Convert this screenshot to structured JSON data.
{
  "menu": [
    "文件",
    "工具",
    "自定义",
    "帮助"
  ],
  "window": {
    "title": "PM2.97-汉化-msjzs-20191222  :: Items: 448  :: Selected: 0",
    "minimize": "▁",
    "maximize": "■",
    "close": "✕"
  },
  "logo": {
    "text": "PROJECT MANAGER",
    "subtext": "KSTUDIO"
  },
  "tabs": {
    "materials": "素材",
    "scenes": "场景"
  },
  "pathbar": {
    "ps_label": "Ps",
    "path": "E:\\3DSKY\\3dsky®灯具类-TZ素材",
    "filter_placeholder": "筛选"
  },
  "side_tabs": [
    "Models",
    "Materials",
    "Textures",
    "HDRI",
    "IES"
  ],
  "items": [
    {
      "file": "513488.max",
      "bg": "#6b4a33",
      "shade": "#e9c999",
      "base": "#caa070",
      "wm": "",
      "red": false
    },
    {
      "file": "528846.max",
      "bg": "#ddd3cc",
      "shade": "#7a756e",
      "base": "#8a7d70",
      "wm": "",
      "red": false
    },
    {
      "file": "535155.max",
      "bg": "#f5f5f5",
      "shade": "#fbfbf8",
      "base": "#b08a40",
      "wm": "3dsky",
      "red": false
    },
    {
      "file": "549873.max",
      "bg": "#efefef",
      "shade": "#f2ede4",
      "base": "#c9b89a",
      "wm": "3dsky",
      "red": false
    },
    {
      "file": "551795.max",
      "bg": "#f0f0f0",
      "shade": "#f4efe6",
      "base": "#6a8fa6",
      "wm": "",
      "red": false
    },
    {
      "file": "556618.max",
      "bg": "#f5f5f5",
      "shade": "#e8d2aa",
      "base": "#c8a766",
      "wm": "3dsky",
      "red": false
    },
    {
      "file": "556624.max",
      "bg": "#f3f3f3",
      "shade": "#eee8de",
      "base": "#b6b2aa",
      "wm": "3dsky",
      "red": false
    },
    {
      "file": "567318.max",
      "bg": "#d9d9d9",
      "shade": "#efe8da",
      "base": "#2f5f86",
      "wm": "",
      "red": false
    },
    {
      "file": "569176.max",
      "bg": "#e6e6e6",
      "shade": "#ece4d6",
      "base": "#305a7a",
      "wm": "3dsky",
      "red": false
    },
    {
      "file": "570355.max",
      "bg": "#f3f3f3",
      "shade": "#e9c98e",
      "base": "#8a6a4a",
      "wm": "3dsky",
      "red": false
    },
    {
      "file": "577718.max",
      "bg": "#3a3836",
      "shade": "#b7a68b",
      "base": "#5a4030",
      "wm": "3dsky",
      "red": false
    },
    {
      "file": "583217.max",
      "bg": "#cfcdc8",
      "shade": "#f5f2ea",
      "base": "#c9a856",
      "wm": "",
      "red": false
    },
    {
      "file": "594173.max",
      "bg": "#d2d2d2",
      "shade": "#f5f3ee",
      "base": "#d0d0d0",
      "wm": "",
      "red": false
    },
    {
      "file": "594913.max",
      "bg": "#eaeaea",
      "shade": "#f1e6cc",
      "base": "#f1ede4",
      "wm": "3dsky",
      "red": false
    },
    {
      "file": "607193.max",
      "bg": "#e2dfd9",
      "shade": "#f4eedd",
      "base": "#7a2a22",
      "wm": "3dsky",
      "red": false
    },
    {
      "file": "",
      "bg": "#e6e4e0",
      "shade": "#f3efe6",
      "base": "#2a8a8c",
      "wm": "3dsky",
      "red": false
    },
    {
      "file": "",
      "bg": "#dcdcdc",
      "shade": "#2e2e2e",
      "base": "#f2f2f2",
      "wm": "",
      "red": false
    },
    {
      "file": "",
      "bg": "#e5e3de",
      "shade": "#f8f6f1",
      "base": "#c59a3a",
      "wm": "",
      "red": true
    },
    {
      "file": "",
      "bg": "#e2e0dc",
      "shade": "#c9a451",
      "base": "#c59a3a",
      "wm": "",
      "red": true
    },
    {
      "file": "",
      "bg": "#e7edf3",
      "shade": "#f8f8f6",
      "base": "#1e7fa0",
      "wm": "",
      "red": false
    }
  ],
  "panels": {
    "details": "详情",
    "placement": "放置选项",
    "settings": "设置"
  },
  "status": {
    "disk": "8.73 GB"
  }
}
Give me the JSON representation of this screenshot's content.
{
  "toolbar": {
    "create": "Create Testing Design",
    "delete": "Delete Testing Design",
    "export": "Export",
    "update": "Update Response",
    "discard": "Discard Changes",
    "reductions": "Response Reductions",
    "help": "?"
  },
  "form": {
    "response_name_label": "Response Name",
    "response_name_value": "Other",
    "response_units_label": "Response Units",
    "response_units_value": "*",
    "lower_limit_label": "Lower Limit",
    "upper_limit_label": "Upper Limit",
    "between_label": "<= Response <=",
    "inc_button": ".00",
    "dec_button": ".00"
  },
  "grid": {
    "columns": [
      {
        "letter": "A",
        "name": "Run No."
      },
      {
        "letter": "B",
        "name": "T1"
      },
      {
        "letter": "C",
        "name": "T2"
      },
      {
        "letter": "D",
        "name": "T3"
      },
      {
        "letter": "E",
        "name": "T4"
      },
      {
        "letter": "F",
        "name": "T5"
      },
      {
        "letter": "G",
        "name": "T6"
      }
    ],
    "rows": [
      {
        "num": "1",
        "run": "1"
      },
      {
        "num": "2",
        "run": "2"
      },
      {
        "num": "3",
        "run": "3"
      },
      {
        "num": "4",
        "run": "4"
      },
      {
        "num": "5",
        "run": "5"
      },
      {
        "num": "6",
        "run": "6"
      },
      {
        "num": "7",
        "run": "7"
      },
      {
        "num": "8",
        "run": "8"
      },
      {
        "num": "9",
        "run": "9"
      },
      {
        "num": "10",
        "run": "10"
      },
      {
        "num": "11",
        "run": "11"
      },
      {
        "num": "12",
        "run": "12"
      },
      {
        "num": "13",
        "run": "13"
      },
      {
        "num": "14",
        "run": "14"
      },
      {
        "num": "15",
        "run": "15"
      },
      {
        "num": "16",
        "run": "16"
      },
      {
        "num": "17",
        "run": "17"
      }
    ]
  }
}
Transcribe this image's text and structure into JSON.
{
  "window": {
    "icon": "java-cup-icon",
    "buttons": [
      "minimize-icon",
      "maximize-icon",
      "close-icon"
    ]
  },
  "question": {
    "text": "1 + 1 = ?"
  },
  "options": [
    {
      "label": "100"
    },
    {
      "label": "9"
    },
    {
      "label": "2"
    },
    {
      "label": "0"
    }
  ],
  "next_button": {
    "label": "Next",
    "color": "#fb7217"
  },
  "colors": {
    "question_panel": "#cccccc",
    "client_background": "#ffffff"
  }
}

================================

Task goal.
Locate the string "Limit" in the listing above and copy every line where it occurs.

Reply to the task.
    "lower_limit_label": "Lower Limit",
    "upper_limit_label": "Upper Limit",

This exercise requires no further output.